(Saved entries)
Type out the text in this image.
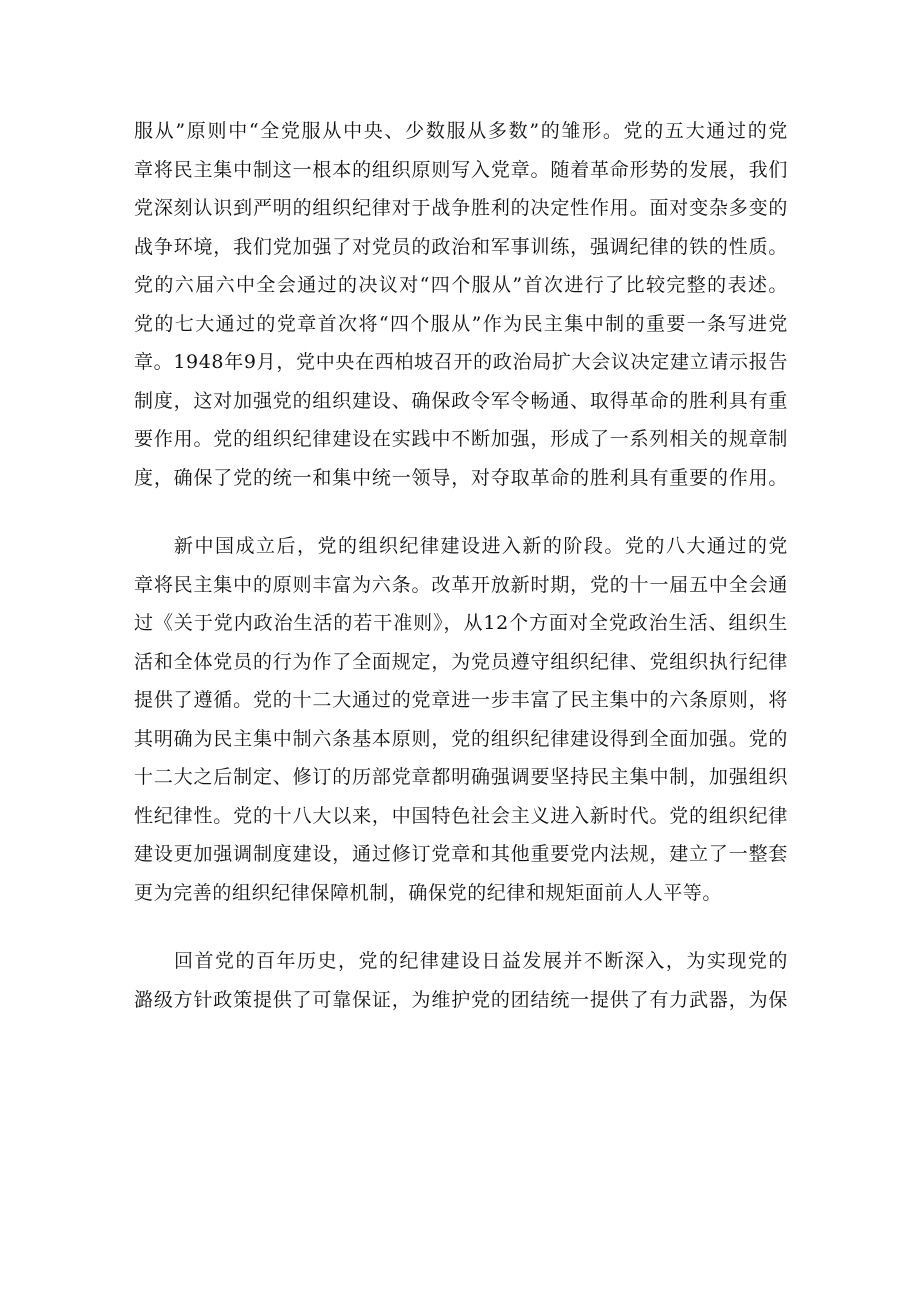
服从”原则中“全党服从中央、少数服从多数”的雏形。党的五大通过的党
章将民主集中制这一根本的组织原则写入党章。随着革命形势的发展，我们
党深刻认识到严明的组织纪律对于战争胜利的决定性作用。面对变杂多变的
战争环境，我们党加强了对党员的政治和军事训练，强调纪律的铁的性质。
党的六届六中全会通过的决议对“四个服从”首次进行了比较完整的表述。
党的七大通过的党章首次将“四个服从”作为民主集中制的重要一条写进党
章。1948年9月，党中央在西柏坡召开的政治局扩大会议决定建立请示报告
制度，这对加强党的组织建设、确保政令军令畅通、取得革命的胜利具有重
要作用。党的组织纪律建设在实践中不断加强，形成了一系列相关的规章制
度，确保了党的统一和集中统一领导，对夺取革命的胜利具有重要的作用。
新中国成立后，党的组织纪律建设进入新的阶段。党的八大通过的党
章将民主集中的原则丰富为六条。改革开放新时期，党的十一届五中全会通
过《关于党内政治生活的若干准则》，从12个方面对全党政治生活、组织生
活和全体党员的行为作了全面规定，为党员遵守组织纪律、党组织执行纪律
提供了遵循。党的十二大通过的党章进一步丰富了民主集中的六条原则，将
其明确为民主集中制六条基本原则，党的组织纪律建设得到全面加强。党的
十二大之后制定、修订的历部党章都明确强调要坚持民主集中制，加强组织
性纪律性。党的十八大以来，中国特色社会主义进入新时代。党的组织纪律
建设更加强调制度建设，通过修订党章和其他重要党内法规，建立了一整套
更为完善的组织纪律保障机制，确保党的纪律和规矩面前人人平等。
回首党的百年历史，党的纪律建设日益发展并不断深入，为实现党的
潞级方针政策提供了可靠保证，为维护党的团结统一提供了有力武器，为保
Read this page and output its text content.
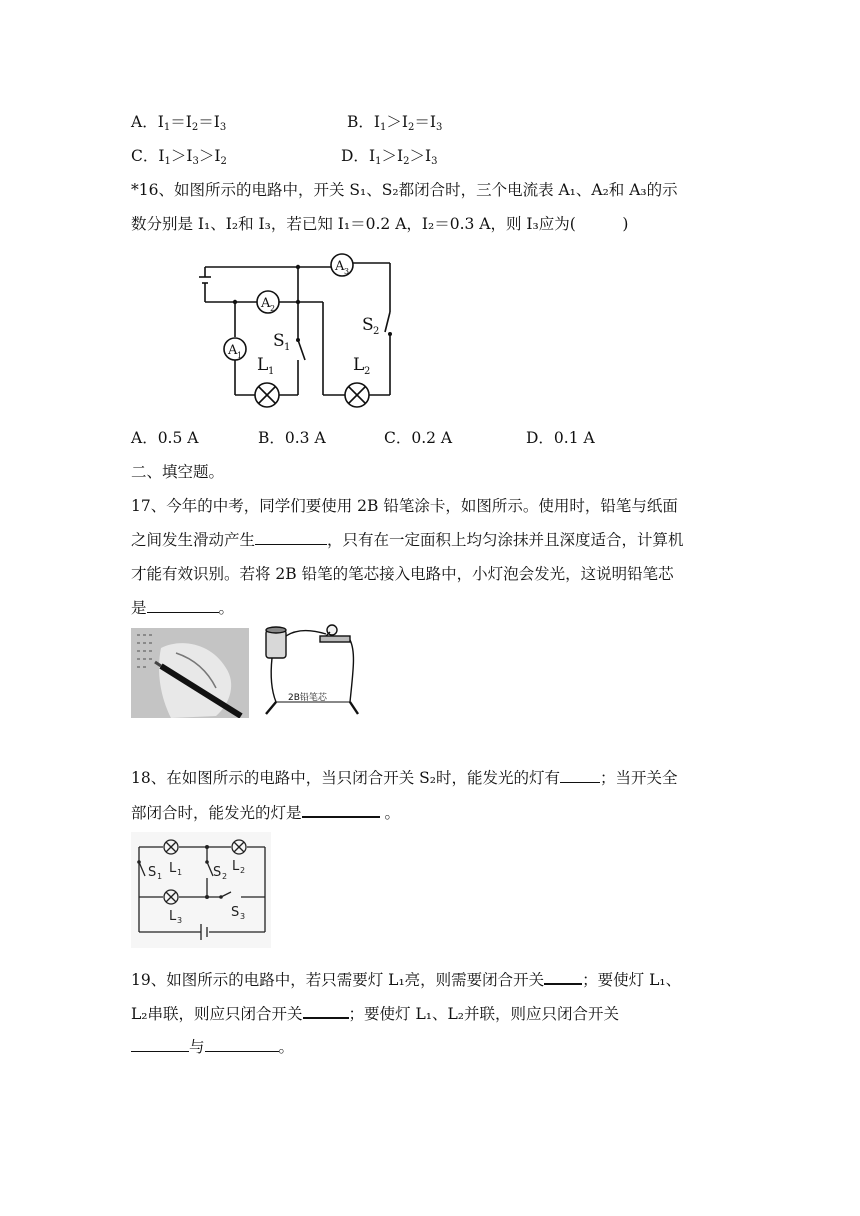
A．$I_1=I_2=I_3$	B．$I_1>I_2=I_3$
C．$I_1>I_3>I_2$	D．$I_1>I_2>I_3$
*16、如图所示的电路中，开关 S₁、S₂都闭合时，三个电流表 A₁、A₂和 A₃的示
数分别是 I₁、I₂和 I₃，若已知 I₁＝0.2 A，I₂＝0.3 A，则 I₃应为(　　　)
A 3
A 2
A 1
S 1
S 2
L 1	L 2
A．0.5 A	B．0.3 A	C．0.2 A	D．0.1 A
二、填空题。
17、今年的中考，同学们要使用 2B 铅笔涂卡，如图所示。使用时，铅笔与纸面
之间发生滑动产生	，只有在一定面积上均匀涂抹并且深度适合，计算机
才能有效识别。若将 2B 铅笔的笔芯接入电路中，小灯泡会发光，这说明铅笔芯
是	。
2B铅笔芯
18、在如图所示的电路中，当只闭合开关 S₂时，能发光的灯有	；当开关全
部闭合时，能发光的灯是	。
S 1
L 1 S 2
L 2
L 3
S 3
19、如图所示的电路中，若只需要灯 L₁亮，则需要闭合开关 ；要使灯 L₁、
L₂串联，则应只闭合开关	；要使灯 L₁、L₂并联，则应只闭合开关
与	。
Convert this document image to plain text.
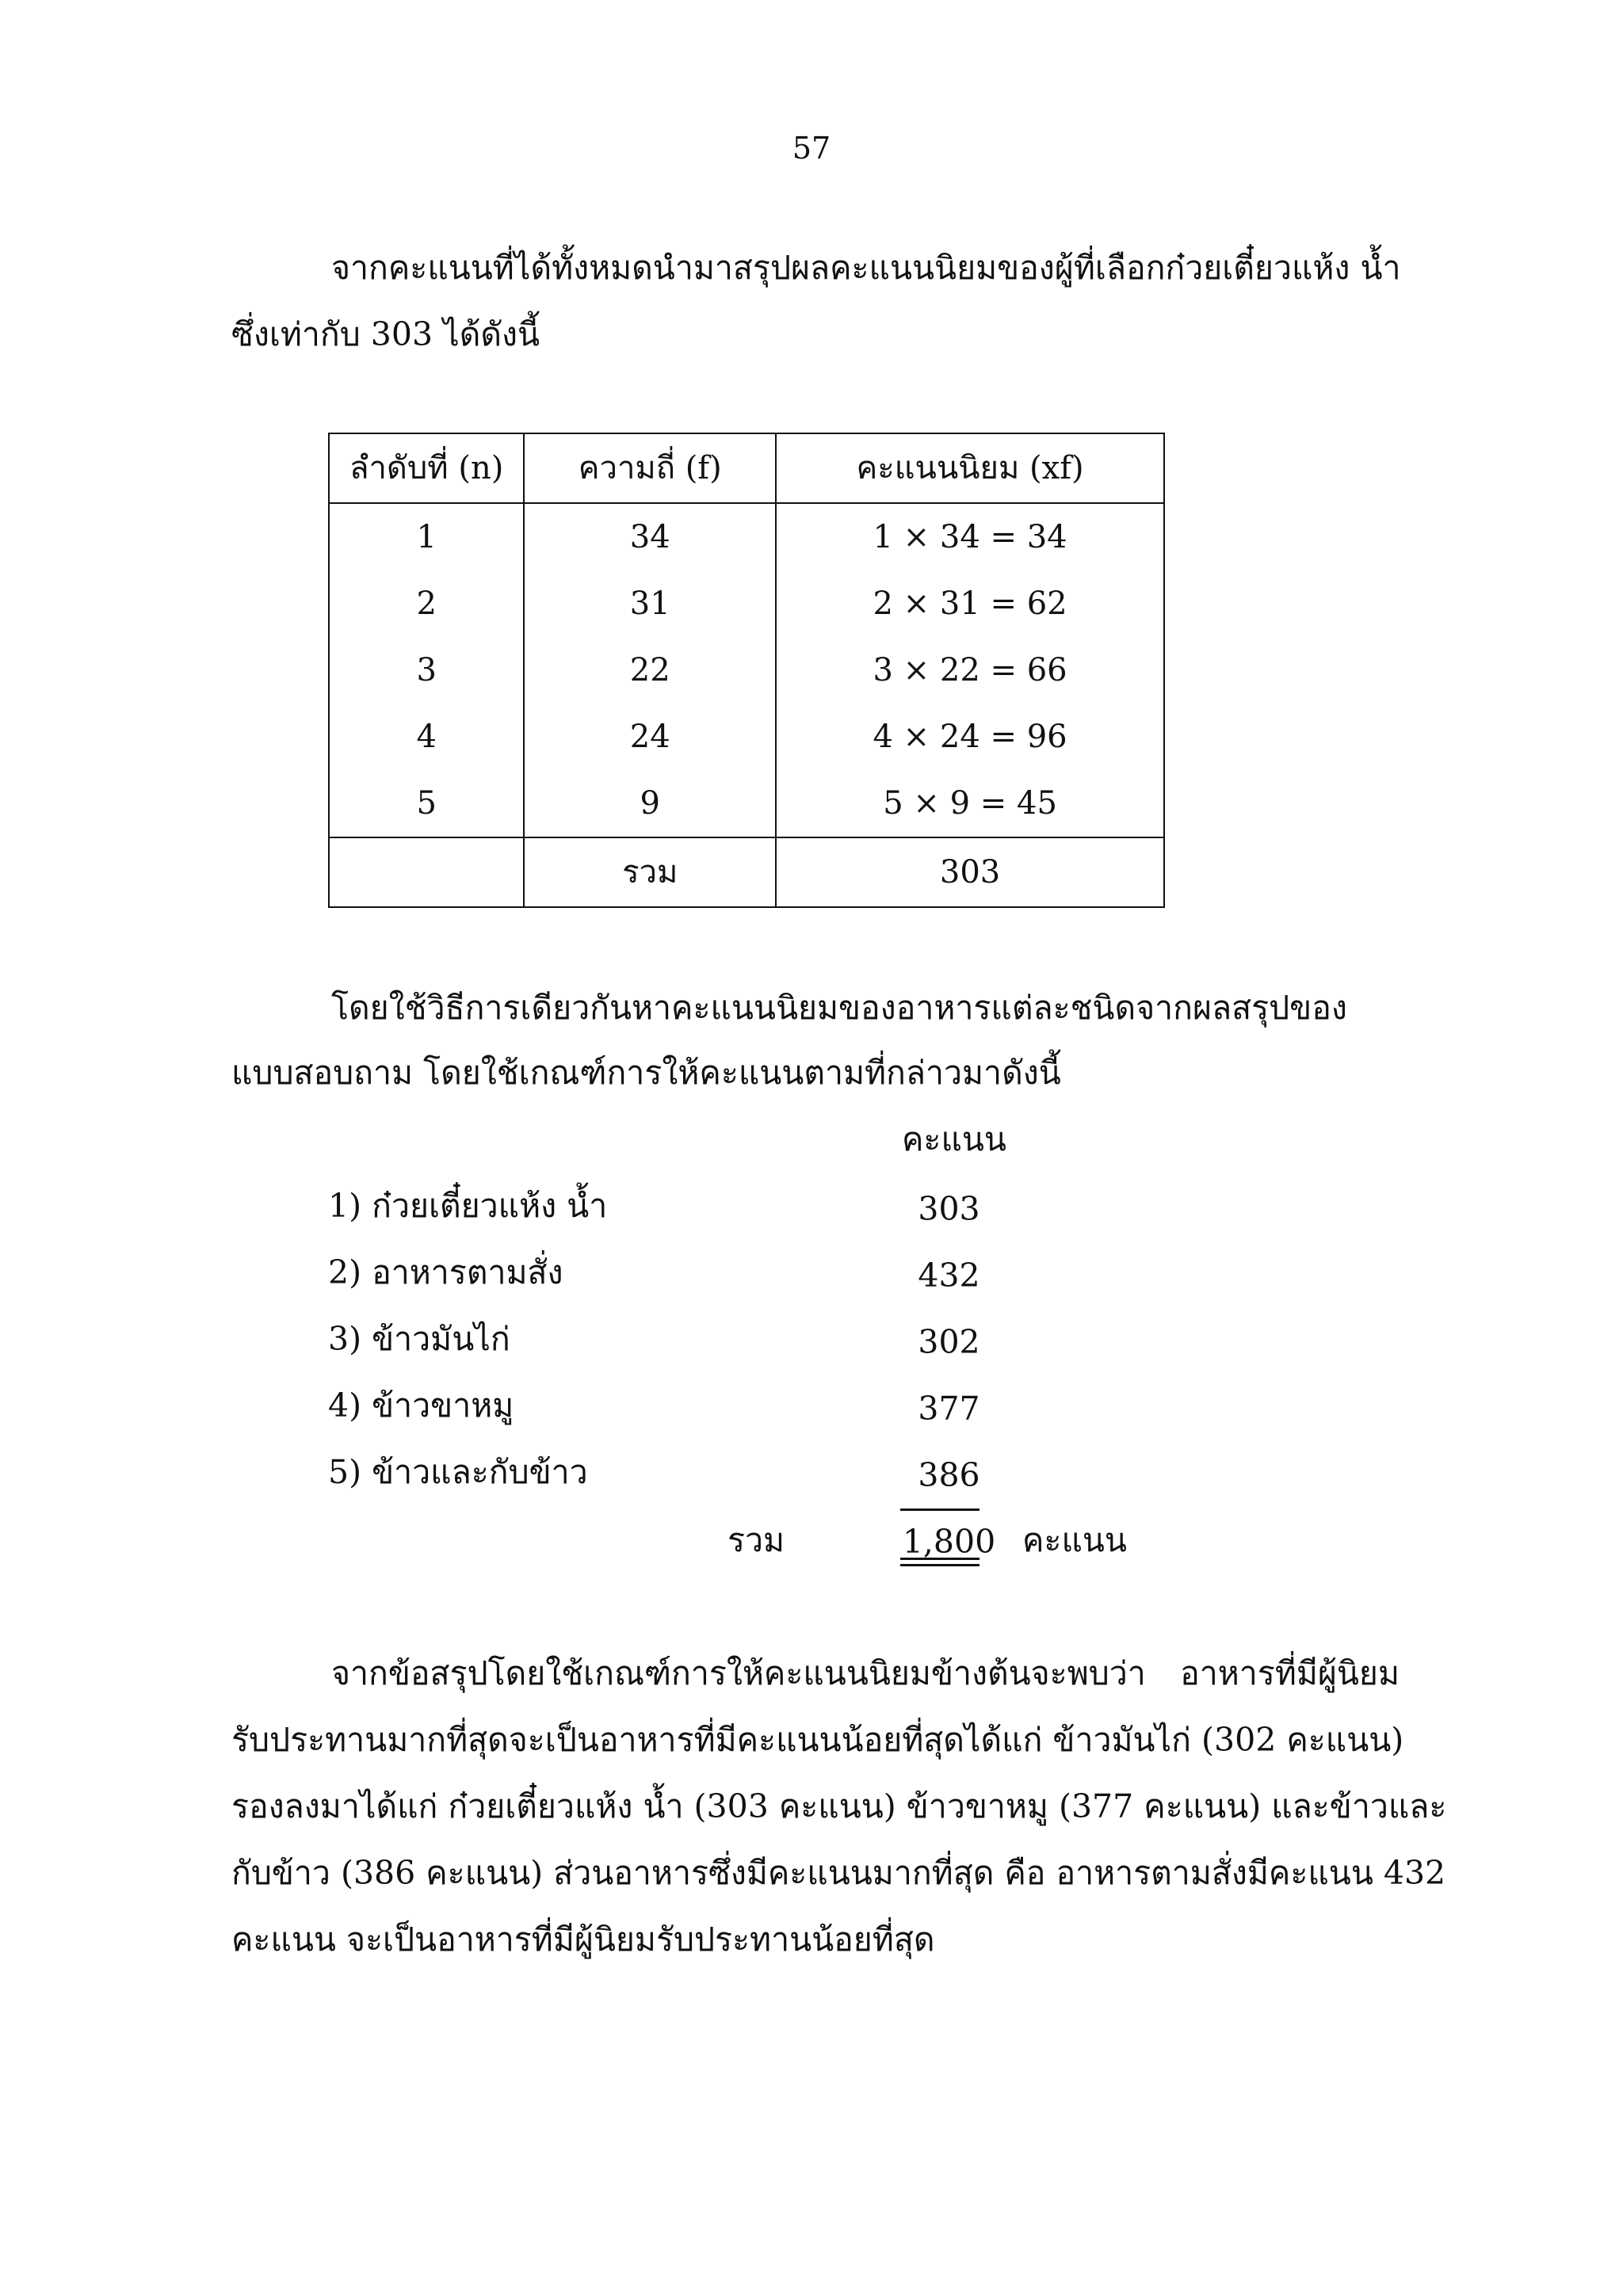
57
จากคะแนนที่ได้ทั้งหมดนำมาสรุปผลคะแนนนิยมของผู้ที่เลือกก๋วยเตี๋ยวแห้ง น้ำ
ซึ่งเท่ากับ 303 ได้ดังนี้
ลำดับที่ (n)	ความถี่ (f)	คะแนนนิยม (xf)
1	34	1 × 34 = 34
2	31	2 × 31 = 62
3	22	3 × 22 = 66
4	24	4 × 24 = 96
5	9	5 × 9 = 45
	รวม	303
โดยใช้วิธีการเดียวกันหาคะแนนนิยมของอาหารแต่ละชนิดจากผลสรุปของ
แบบสอบถาม โดยใช้เกณฑ์การให้คะแนนตามที่กล่าวมาดังนี้
คะแนน
1) ก๋วยเตี๋ยวแห้ง น้ำ	303
2) อาหารตามสั่ง	432
3) ข้าวมันไก่	302
4) ข้าวขาหมู	377
5) ข้าวและกับข้าว	386
รวม	1,800 คะแนน
จากข้อสรุปโดยใช้เกณฑ์การให้คะแนนนิยมข้างต้นจะพบว่า อาหารที่มีผู้นิยม
รับประทานมากที่สุดจะเป็นอาหารที่มีคะแนนน้อยที่สุดได้แก่ ข้าวมันไก่ (302 คะแนน)
รองลงมาได้แก่ ก๋วยเตี๋ยวแห้ง น้ำ (303 คะแนน) ข้าวขาหมู (377 คะแนน) และข้าวและ
กับข้าว (386 คะแนน) ส่วนอาหารซึ่งมีคะแนนมากที่สุด คือ อาหารตามสั่งมีคะแนน 432
คะแนน จะเป็นอาหารที่มีผู้นิยมรับประทานน้อยที่สุด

What the task asks: From the data above, write out everything exactly except the pictures.

Final result:
Type out the text in this image.
服从”原则中“全党服从中央、少数服从多数”的雏形。党的五大通过的党
章将民主集中制这一根本的组织原则写入党章。随着革命形势的发展，我们
党深刻认识到严明的组织纪律对于战争胜利的决定性作用。面对变杂多变的
战争环境，我们党加强了对党员的政治和军事训练，强调纪律的铁的性质。
党的六届六中全会通过的决议对“四个服从”首次进行了比较完整的表述。
党的七大通过的党章首次将“四个服从”作为民主集中制的重要一条写进党
章。1948年9月，党中央在西柏坡召开的政治局扩大会议决定建立请示报告
制度，这对加强党的组织建设、确保政令军令畅通、取得革命的胜利具有重
要作用。党的组织纪律建设在实践中不断加强，形成了一系列相关的规章制
度，确保了党的统一和集中统一领导，对夺取革命的胜利具有重要的作用。
新中国成立后，党的组织纪律建设进入新的阶段。党的八大通过的党
章将民主集中的原则丰富为六条。改革开放新时期，党的十一届五中全会通
过《关于党内政治生活的若干准则》，从12个方面对全党政治生活、组织生
活和全体党员的行为作了全面规定，为党员遵守组织纪律、党组织执行纪律
提供了遵循。党的十二大通过的党章进一步丰富了民主集中的六条原则，将
其明确为民主集中制六条基本原则，党的组织纪律建设得到全面加强。党的
十二大之后制定、修订的历部党章都明确强调要坚持民主集中制，加强组织
性纪律性。党的十八大以来，中国特色社会主义进入新时代。党的组织纪律
建设更加强调制度建设，通过修订党章和其他重要党内法规，建立了一整套
更为完善的组织纪律保障机制，确保党的纪律和规矩面前人人平等。
回首党的百年历史，党的纪律建设日益发展并不断深入，为实现党的
潞级方针政策提供了可靠保证，为维护党的团结统一提供了有力武器，为保
Read this page and output its text content.
A．$I_1=I_2=I_3$	B．$I_1>I_2=I_3$
C．$I_1>I_3>I_2$	D．$I_1>I_2>I_3$
*16、如图所示的电路中，开关 S₁、S₂都闭合时，三个电流表 A₁、A₂和 A₃的示
数分别是 I₁、I₂和 I₃，若已知 I₁＝0.2 A，I₂＝0.3 A，则 I₃应为(　　　)
A 3
A 2
A 1
S 1
S 2
L 1	L 2
A．0.5 A	B．0.3 A	C．0.2 A	D．0.1 A
二、填空题。
17、今年的中考，同学们要使用 2B 铅笔涂卡，如图所示。使用时，铅笔与纸面
之间发生滑动产生	，只有在一定面积上均匀涂抹并且深度适合，计算机
才能有效识别。若将 2B 铅笔的笔芯接入电路中，小灯泡会发光，这说明铅笔芯
是	。
2B铅笔芯
18、在如图所示的电路中，当只闭合开关 S₂时，能发光的灯有	；当开关全
部闭合时，能发光的灯是	。
S 1
L 1 S 2
L 2
L 3
S 3
19、如图所示的电路中，若只需要灯 L₁亮，则需要闭合开关 ；要使灯 L₁、
L₂串联，则应只闭合开关	；要使灯 L₁、L₂并联，则应只闭合开关
与	。
Convert this document image to plain text.
57
จากคะแนนที่ได้ทั้งหมดนำมาสรุปผลคะแนนนิยมของผู้ที่เลือกก๋วยเตี๋ยวแห้ง น้ำ
ซึ่งเท่ากับ 303 ได้ดังนี้
ลำดับที่ (n)	ความถี่ (f)	คะแนนนิยม (xf)
1	34	1 × 34 = 34
2	31	2 × 31 = 62
3	22	3 × 22 = 66
4	24	4 × 24 = 96
5	9	5 × 9 = 45
	รวม	303
โดยใช้วิธีการเดียวกันหาคะแนนนิยมของอาหารแต่ละชนิดจากผลสรุปของ
แบบสอบถาม โดยใช้เกณฑ์การให้คะแนนตามที่กล่าวมาดังนี้
คะแนน
1) ก๋วยเตี๋ยวแห้ง น้ำ	303
2) อาหารตามสั่ง	432
3) ข้าวมันไก่	302
4) ข้าวขาหมู	377
5) ข้าวและกับข้าว	386
รวม	1,800 คะแนน
จากข้อสรุปโดยใช้เกณฑ์การให้คะแนนนิยมข้างต้นจะพบว่า อาหารที่มีผู้นิยม
รับประทานมากที่สุดจะเป็นอาหารที่มีคะแนนน้อยที่สุดได้แก่ ข้าวมันไก่ (302 คะแนน)
รองลงมาได้แก่ ก๋วยเตี๋ยวแห้ง น้ำ (303 คะแนน) ข้าวขาหมู (377 คะแนน) และข้าวและ
กับข้าว (386 คะแนน) ส่วนอาหารซึ่งมีคะแนนมากที่สุด คือ อาหารตามสั่งมีคะแนน 432
คะแนน จะเป็นอาหารที่มีผู้นิยมรับประทานน้อยที่สุด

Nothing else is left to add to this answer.